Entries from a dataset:
☆ ☆ ☆

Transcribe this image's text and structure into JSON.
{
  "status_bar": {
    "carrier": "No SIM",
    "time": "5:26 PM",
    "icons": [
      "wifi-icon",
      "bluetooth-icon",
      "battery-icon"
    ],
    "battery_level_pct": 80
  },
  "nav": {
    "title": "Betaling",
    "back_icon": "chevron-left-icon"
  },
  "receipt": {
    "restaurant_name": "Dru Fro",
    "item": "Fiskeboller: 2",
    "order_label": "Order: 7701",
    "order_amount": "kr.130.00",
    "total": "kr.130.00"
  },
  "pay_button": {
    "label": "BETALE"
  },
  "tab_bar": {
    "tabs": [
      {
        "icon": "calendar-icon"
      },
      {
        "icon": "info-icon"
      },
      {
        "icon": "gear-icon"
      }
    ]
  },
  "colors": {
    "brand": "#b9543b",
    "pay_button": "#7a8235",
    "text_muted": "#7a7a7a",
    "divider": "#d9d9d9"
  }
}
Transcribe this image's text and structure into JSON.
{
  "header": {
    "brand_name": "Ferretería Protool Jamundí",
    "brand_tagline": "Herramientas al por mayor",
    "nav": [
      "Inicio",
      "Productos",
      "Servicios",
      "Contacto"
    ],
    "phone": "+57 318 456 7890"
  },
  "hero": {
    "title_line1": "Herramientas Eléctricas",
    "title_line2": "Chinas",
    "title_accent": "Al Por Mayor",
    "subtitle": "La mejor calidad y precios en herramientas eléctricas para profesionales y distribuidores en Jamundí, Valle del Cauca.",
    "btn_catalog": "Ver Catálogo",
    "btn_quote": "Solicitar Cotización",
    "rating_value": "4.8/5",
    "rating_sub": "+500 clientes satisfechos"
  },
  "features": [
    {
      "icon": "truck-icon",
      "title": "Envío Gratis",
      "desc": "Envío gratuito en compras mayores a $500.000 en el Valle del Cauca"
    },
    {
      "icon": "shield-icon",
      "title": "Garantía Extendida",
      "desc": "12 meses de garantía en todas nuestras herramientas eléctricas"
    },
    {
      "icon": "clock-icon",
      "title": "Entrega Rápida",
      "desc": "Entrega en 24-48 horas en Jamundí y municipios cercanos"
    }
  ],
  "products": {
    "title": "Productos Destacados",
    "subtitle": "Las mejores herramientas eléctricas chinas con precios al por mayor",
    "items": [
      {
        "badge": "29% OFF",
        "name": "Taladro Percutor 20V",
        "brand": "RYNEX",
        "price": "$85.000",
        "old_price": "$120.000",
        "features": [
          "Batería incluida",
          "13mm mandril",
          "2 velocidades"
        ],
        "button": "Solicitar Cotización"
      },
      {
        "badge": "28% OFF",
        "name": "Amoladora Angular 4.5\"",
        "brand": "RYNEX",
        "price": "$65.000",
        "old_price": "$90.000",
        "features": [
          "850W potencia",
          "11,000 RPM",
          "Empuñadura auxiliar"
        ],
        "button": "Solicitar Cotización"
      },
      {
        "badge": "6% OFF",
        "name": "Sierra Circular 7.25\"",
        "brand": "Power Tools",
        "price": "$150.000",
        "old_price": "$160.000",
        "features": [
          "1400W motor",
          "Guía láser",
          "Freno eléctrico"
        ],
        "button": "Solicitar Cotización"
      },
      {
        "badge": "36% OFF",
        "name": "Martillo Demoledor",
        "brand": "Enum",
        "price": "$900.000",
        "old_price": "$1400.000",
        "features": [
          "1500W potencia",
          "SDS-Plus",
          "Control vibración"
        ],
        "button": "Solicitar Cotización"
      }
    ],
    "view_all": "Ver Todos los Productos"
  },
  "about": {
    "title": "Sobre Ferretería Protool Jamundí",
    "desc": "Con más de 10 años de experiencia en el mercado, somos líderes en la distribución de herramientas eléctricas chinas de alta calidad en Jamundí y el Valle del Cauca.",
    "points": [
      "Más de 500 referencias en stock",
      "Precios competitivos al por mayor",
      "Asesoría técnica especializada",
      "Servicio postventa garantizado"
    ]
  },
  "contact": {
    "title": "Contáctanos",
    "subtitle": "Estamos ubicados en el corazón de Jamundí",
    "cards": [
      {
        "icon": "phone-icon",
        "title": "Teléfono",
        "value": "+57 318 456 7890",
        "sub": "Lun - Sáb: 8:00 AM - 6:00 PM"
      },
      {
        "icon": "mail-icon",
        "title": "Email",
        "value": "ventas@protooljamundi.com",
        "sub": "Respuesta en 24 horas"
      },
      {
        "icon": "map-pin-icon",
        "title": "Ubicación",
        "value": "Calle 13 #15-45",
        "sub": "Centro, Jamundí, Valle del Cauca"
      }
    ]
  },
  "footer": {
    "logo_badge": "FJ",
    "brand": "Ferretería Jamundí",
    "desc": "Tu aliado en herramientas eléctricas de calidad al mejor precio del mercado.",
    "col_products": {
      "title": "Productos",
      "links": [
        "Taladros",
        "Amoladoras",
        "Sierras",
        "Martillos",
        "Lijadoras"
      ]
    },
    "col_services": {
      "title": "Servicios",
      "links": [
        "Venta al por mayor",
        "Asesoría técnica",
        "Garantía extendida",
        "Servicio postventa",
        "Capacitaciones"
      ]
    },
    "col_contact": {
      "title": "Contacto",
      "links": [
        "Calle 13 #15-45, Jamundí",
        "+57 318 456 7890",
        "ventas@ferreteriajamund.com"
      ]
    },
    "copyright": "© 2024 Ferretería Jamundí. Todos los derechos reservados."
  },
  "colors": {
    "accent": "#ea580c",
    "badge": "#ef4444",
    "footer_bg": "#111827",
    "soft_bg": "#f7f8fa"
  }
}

☆ ☆ ☆

*GOAL:* Pick out every line above that holds the word "Envío" and copy it.

*EXPECTED ANSWER:*
      "title": "Envío Gratis",
      "desc": "Envío gratuito en compras mayores a $500.000 en el Valle del Cauca"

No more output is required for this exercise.